SET EXERCISE -> Pull each line containing "Commercial" out of the data and copy it.

ENTRIES ->
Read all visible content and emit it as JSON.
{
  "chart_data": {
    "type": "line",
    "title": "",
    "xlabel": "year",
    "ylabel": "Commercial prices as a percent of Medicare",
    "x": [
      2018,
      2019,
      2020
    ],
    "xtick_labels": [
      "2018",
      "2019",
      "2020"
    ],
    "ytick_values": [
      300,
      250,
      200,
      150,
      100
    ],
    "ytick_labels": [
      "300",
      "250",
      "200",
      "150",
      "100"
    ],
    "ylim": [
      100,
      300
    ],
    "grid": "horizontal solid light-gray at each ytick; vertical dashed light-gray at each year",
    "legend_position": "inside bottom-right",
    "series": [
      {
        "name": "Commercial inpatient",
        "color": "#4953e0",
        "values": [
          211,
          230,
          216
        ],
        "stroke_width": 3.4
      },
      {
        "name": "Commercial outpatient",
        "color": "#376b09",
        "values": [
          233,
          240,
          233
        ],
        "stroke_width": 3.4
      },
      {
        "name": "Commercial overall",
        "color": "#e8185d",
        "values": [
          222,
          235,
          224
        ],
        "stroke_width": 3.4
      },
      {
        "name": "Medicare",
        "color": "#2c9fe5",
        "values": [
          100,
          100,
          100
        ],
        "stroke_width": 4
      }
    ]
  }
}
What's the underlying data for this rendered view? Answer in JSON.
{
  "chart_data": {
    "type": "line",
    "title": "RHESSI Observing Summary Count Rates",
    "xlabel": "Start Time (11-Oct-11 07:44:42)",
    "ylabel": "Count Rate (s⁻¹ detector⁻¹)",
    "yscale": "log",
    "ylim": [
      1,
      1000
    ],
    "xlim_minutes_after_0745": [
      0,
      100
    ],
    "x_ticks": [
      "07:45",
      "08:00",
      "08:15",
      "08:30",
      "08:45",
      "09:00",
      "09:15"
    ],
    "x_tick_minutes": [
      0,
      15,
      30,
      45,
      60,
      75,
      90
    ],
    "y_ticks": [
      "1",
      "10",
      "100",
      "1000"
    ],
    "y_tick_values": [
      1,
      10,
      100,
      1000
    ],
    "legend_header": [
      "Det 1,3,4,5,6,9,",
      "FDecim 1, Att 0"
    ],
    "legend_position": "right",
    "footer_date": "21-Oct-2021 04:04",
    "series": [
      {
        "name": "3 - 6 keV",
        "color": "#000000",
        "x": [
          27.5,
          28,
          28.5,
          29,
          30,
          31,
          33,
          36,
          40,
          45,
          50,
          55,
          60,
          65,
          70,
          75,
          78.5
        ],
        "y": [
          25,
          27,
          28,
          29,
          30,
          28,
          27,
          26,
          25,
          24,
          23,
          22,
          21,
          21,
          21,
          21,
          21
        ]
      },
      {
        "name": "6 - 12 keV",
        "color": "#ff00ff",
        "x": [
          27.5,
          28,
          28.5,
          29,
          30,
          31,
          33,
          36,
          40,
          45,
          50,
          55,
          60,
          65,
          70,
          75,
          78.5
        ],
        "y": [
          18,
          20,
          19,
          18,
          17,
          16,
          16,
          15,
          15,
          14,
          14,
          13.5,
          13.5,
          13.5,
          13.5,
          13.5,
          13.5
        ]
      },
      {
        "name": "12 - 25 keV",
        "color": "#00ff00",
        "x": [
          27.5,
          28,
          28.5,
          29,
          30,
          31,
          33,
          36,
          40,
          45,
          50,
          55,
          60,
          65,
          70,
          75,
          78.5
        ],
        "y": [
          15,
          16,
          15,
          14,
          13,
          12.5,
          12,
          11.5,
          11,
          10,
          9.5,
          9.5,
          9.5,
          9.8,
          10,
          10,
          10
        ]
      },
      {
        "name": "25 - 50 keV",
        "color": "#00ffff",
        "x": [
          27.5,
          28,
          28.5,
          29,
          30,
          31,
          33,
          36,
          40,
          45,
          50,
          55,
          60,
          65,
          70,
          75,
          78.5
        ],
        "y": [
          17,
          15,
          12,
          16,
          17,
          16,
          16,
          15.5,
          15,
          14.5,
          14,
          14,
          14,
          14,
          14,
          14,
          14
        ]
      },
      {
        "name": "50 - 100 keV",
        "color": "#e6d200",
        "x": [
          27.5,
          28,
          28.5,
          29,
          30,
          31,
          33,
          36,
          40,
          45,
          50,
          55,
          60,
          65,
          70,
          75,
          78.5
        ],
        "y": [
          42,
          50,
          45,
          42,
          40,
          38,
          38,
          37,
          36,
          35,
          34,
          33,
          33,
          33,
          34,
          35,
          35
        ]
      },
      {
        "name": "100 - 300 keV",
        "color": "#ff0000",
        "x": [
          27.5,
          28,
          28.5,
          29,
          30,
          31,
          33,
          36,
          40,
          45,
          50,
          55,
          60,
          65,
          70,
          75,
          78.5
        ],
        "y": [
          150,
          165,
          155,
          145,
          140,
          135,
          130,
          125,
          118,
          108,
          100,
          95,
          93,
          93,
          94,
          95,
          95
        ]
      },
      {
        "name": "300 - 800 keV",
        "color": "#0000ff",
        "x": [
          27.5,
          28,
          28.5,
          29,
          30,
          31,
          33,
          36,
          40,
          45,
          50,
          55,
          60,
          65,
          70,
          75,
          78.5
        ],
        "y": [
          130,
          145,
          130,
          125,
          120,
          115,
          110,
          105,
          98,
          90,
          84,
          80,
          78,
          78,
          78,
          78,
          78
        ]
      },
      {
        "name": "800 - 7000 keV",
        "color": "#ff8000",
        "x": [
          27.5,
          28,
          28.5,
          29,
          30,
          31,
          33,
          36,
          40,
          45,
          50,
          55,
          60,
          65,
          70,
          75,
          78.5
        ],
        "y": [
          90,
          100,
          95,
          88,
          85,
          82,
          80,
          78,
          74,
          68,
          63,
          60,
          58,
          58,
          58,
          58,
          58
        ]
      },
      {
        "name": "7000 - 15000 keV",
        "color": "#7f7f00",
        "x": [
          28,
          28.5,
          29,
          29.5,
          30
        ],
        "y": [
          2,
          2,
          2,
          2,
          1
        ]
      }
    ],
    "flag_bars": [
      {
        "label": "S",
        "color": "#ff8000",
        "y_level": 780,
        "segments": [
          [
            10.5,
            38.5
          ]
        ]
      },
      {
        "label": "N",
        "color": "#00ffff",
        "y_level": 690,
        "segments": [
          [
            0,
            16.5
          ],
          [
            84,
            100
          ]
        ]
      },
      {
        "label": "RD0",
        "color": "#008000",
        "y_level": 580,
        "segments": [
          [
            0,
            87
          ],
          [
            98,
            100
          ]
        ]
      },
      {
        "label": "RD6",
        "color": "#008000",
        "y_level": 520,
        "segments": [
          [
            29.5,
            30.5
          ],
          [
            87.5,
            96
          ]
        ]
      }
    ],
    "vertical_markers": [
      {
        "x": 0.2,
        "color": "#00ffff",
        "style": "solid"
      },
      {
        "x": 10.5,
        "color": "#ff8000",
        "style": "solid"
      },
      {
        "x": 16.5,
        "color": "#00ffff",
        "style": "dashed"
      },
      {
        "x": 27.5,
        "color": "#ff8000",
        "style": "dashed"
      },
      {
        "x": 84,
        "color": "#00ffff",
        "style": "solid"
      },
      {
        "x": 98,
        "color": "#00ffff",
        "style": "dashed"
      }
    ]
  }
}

FINAL RESULT ->
    "ylabel": "Commercial prices as a percent of Medicare",
        "name": "Commercial inpatient",
        "name": "Commercial outpatient",
        "name": "Commercial overall",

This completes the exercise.